[Dataset content]:
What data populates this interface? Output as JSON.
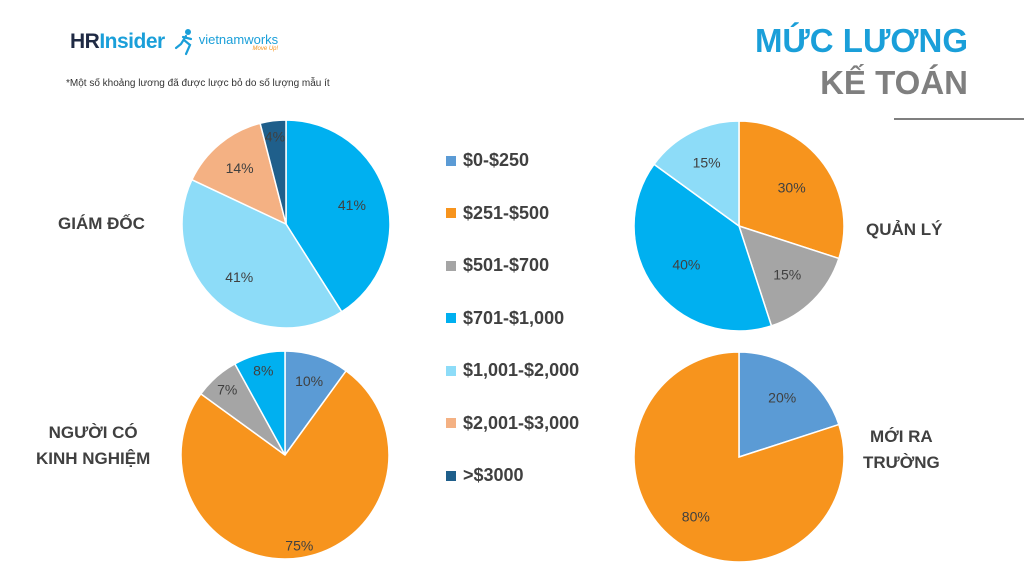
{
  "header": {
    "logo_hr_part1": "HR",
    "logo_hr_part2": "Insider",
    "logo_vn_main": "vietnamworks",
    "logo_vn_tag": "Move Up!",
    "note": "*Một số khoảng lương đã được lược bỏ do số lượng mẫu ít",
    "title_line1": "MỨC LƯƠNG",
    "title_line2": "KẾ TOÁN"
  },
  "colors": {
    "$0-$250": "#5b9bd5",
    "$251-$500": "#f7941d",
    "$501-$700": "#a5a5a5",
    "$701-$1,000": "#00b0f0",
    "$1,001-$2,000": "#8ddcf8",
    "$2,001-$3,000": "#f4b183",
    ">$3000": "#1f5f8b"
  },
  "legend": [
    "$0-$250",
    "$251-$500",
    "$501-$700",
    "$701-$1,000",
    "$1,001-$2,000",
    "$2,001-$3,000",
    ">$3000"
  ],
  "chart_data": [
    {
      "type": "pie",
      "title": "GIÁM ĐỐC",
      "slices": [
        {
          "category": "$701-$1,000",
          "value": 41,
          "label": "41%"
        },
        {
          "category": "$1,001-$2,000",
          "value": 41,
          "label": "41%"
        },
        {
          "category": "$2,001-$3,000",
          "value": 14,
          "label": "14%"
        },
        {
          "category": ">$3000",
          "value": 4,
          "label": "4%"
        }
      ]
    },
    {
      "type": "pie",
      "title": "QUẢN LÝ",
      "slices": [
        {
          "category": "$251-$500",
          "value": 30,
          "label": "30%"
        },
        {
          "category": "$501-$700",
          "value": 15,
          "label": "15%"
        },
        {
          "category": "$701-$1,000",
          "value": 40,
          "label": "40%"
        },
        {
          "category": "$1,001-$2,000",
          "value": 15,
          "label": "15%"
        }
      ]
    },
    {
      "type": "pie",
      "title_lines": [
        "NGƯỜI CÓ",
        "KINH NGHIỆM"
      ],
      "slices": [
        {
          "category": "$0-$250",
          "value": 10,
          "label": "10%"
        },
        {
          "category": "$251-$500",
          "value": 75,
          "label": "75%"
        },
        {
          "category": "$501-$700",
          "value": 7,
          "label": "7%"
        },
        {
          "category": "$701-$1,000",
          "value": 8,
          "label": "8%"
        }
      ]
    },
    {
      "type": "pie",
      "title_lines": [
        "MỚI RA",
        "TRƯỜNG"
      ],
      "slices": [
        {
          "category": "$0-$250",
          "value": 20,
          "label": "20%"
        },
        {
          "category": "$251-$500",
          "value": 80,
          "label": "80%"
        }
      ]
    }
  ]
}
...
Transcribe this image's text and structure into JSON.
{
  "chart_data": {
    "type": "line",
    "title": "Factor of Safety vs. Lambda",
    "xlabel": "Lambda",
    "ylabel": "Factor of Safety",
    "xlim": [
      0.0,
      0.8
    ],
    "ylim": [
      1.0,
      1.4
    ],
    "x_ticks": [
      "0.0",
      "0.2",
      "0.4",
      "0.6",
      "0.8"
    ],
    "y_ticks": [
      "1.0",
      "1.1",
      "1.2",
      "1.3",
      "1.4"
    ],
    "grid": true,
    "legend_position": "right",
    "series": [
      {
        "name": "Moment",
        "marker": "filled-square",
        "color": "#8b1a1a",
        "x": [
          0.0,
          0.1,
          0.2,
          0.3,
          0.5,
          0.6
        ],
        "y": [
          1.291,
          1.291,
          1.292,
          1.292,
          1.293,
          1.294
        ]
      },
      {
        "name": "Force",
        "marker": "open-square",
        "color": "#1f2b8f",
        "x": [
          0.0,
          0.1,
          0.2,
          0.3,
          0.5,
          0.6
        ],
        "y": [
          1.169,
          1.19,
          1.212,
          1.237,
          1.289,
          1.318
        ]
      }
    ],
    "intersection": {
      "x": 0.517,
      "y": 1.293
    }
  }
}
---
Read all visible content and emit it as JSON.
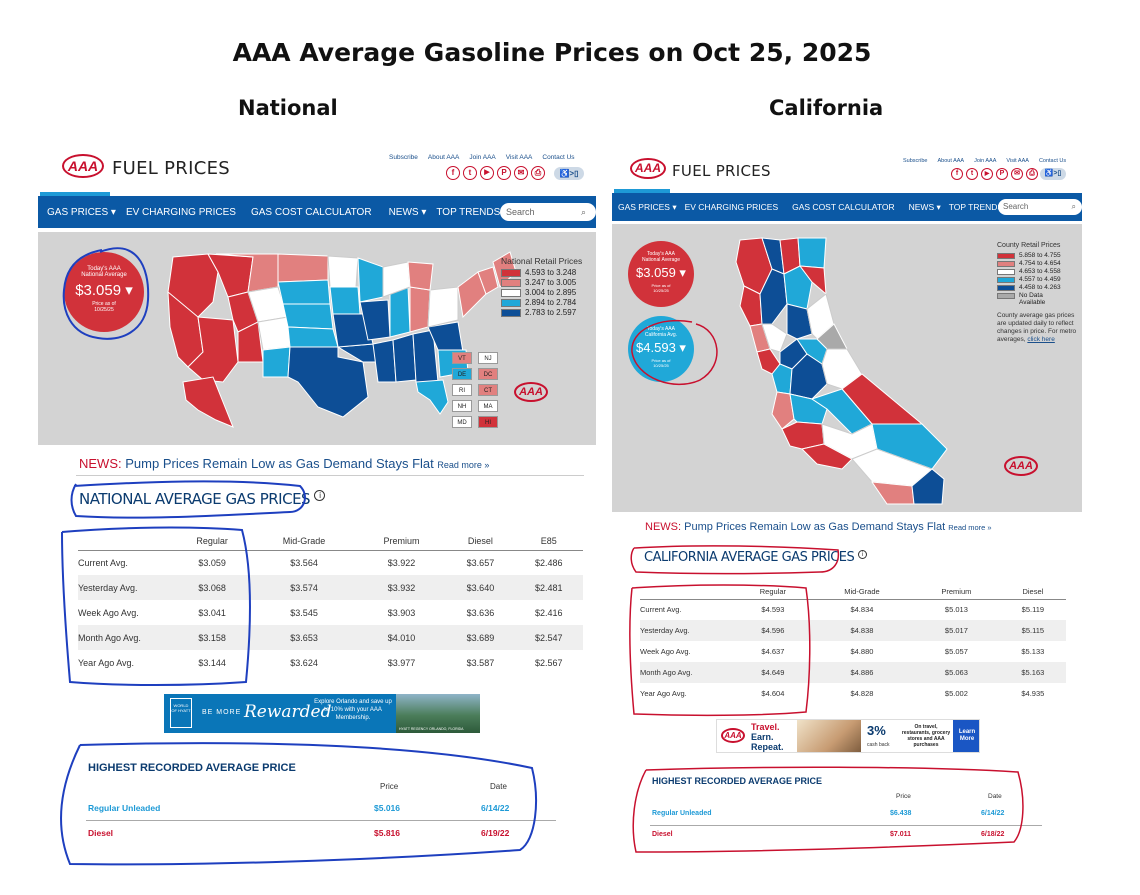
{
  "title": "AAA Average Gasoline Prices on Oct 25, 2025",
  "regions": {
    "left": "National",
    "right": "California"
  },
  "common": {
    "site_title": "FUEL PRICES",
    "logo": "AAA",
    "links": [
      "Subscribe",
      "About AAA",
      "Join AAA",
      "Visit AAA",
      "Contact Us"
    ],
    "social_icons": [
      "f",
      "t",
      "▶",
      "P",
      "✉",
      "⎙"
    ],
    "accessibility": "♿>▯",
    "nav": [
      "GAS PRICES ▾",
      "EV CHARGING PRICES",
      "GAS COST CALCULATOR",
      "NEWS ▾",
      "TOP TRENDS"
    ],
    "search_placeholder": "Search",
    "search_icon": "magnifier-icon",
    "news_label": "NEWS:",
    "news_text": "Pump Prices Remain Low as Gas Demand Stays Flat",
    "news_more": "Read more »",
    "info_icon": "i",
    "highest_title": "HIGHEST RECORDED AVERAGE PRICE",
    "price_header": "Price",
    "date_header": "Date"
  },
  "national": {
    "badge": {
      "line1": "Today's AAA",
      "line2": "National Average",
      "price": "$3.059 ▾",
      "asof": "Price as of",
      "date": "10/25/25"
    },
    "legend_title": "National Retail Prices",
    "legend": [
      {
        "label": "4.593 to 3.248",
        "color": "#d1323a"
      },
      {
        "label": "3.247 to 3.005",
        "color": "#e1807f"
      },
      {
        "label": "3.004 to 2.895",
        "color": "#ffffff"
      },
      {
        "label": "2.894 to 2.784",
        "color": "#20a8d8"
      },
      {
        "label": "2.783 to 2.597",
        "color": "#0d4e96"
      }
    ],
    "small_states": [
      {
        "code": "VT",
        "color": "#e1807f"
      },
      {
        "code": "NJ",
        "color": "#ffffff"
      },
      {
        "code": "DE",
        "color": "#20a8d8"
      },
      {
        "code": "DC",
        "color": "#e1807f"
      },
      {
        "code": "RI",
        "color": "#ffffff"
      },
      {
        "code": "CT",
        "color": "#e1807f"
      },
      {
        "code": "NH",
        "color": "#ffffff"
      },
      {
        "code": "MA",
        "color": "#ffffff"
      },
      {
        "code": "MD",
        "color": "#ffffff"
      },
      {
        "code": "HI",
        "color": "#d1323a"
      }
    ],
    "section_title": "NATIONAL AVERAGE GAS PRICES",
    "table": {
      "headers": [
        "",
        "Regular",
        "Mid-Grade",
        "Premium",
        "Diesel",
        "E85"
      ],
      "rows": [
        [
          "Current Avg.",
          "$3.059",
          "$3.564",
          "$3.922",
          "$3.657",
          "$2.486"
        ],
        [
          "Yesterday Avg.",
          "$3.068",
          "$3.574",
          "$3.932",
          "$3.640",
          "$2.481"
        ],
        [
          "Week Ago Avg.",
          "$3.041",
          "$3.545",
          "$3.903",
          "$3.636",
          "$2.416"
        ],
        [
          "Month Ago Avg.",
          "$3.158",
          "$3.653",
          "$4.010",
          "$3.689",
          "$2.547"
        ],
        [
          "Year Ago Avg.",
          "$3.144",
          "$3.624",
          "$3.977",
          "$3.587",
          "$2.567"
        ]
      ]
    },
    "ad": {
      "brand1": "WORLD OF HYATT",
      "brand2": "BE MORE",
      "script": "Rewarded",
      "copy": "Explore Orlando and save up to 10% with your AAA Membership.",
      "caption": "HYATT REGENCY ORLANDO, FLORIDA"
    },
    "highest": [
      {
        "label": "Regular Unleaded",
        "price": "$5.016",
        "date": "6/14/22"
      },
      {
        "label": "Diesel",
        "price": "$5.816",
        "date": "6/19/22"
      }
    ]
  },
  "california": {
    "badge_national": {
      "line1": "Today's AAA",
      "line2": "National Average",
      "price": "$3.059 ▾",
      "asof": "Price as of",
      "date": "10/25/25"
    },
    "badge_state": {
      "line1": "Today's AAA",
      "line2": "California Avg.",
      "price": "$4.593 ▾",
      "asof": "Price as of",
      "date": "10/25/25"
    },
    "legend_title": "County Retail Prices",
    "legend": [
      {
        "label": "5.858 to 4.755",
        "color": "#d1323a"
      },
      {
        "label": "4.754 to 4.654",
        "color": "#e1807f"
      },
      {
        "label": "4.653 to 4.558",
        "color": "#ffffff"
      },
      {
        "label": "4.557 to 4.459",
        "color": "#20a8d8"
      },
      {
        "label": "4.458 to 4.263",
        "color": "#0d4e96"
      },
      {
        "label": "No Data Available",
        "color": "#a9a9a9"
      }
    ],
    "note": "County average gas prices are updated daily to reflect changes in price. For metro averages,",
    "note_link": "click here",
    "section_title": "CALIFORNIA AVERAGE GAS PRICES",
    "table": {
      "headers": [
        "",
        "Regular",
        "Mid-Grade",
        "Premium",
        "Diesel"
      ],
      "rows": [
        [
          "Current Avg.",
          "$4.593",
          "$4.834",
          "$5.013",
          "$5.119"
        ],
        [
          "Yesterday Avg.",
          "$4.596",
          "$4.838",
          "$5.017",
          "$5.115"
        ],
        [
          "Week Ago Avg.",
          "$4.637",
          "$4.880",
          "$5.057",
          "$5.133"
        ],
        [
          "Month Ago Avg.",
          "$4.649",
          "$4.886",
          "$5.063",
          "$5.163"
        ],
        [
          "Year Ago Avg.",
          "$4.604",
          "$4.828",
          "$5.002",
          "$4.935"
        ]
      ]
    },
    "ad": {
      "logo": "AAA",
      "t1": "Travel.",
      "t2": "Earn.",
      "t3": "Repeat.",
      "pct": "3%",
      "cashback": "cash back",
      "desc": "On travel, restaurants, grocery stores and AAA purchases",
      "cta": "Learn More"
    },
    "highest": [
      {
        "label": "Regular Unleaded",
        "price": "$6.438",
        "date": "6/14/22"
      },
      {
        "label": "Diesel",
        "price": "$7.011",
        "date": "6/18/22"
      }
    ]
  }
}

[Problem requirements]: Collect each line above holding the string "code".

[Expected answer]:
        "code": "VT",
        "code": "NJ",
        "code": "DE",
        "code": "DC",
        "code": "RI",
        "code": "CT",
        "code": "NH",
        "code": "MA",
        "code": "MD",
        "code": "HI",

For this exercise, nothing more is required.